> [Set problem]:
Can you quote the lines below exactly, starting at the line with "Give me a plain-text" and going through the last one?

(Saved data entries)
---*---
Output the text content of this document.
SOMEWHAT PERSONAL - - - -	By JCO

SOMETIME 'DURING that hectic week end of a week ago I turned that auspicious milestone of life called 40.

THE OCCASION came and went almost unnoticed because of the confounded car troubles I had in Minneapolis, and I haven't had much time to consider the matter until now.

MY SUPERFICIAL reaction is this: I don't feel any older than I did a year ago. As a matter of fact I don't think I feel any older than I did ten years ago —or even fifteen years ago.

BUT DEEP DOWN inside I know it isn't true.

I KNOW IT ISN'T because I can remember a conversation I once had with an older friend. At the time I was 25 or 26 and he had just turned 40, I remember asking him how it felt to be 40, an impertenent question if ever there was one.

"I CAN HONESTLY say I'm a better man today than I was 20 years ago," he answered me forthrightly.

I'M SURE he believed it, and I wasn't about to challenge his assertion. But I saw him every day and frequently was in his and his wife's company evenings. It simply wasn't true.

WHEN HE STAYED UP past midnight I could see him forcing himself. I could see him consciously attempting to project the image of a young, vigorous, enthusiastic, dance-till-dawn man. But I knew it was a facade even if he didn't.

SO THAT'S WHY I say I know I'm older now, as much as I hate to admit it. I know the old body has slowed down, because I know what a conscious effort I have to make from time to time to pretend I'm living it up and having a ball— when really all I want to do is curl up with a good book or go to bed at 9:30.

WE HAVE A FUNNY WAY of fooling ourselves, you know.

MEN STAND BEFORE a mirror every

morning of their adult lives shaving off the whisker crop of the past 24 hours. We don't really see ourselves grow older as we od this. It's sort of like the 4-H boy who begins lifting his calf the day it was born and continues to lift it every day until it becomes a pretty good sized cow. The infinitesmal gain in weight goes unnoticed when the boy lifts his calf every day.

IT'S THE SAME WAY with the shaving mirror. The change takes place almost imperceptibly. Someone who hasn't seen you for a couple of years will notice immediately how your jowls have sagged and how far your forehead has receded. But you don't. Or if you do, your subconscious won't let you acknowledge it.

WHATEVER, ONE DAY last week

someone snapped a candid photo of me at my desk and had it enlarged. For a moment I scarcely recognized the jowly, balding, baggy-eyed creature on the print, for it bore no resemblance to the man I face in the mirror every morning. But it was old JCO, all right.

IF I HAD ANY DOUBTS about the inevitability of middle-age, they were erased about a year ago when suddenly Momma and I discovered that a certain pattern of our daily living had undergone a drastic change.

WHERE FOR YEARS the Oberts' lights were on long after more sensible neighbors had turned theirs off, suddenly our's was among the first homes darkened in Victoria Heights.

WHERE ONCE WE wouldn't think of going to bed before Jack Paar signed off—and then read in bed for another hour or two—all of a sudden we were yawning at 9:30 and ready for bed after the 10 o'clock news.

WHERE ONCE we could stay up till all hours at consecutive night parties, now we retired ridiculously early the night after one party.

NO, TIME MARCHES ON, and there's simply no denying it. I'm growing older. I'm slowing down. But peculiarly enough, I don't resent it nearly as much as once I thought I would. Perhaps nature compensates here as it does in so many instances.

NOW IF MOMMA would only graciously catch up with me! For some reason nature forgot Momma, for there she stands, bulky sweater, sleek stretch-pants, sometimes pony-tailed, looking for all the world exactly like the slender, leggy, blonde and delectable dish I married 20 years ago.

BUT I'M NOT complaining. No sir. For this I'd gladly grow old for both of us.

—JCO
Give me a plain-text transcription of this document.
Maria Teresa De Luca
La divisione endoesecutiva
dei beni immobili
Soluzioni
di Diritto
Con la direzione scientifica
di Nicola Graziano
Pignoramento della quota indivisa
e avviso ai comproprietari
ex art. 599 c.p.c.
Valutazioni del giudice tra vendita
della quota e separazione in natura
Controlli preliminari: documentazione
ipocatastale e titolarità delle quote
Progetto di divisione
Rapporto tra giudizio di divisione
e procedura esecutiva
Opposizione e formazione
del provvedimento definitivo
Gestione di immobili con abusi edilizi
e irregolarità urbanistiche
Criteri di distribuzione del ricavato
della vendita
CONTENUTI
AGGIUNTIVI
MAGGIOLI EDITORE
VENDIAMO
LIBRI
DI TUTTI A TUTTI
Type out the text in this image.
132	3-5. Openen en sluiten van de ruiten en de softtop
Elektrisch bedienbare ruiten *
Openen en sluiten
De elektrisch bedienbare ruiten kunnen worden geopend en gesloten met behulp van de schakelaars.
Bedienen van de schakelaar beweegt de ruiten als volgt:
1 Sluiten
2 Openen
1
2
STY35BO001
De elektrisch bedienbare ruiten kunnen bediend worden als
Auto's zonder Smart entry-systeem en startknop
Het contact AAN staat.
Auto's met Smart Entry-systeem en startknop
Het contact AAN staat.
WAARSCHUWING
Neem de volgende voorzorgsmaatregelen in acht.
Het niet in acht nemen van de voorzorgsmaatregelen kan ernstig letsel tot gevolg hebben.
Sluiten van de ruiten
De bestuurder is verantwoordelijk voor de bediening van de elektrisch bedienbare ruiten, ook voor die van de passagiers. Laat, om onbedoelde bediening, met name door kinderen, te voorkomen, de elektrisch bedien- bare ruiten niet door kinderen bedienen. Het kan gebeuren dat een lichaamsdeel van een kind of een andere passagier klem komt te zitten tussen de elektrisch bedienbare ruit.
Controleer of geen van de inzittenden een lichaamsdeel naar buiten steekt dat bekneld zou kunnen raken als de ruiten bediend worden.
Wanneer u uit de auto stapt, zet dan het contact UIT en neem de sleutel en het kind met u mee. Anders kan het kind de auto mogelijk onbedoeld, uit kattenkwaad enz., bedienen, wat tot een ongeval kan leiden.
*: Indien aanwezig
---*---
> [Worked answer]:
Give me a plain-text transcription of this document.
Maria Teresa De Luca
La divisione endoesecutiva
dei beni immobili
Soluzioni
di Diritto
Con la direzione scientifica
di Nicola Graziano
Pignoramento della quota indivisa
e avviso ai comproprietari
ex art. 599 c.p.c.
Valutazioni del giudice tra vendita
della quota e separazione in natura
Controlli preliminari: documentazione
ipocatastale e titolarità delle quote
Progetto di divisione
Rapporto tra giudizio di divisione
e procedura esecutiva
Opposizione e formazione
del provvedimento definitivo
Gestione di immobili con abusi edilizi
e irregolarità urbanistiche
Criteri di distribuzione del ricavato
della vendita
CONTENUTI
AGGIUNTIVI
MAGGIOLI EDITORE
VENDIAMO
LIBRI
DI TUTTI A TUTTI
Type out the text in this image.
132	3-5. Openen en sluiten van de ruiten en de softtop
Elektrisch bedienbare ruiten *
Openen en sluiten
De elektrisch bedienbare ruiten kunnen worden geopend en gesloten met behulp van de schakelaars.
Bedienen van de schakelaar beweegt de ruiten als volgt:
1 Sluiten
2 Openen
1
2
STY35BO001
De elektrisch bedienbare ruiten kunnen bediend worden als
Auto's zonder Smart entry-systeem en startknop
Het contact AAN staat.
Auto's met Smart Entry-systeem en startknop
Het contact AAN staat.
WAARSCHUWING
Neem de volgende voorzorgsmaatregelen in acht.
Het niet in acht nemen van de voorzorgsmaatregelen kan ernstig letsel tot gevolg hebben.
Sluiten van de ruiten
De bestuurder is verantwoordelijk voor de bediening van de elektrisch bedienbare ruiten, ook voor die van de passagiers. Laat, om onbedoelde bediening, met name door kinderen, te voorkomen, de elektrisch bedien- bare ruiten niet door kinderen bedienen. Het kan gebeuren dat een lichaamsdeel van een kind of een andere passagier klem komt te zitten tussen de elektrisch bedienbare ruit.
Controleer of geen van de inzittenden een lichaamsdeel naar buiten steekt dat bekneld zou kunnen raken als de ruiten bediend worden.
Wanneer u uit de auto stapt, zet dan het contact UIT en neem de sleutel en het kind met u mee. Anders kan het kind de auto mogelijk onbedoeld, uit kattenkwaad enz., bedienen, wat tot een ongeval kan leiden.
*: Indien aanwezig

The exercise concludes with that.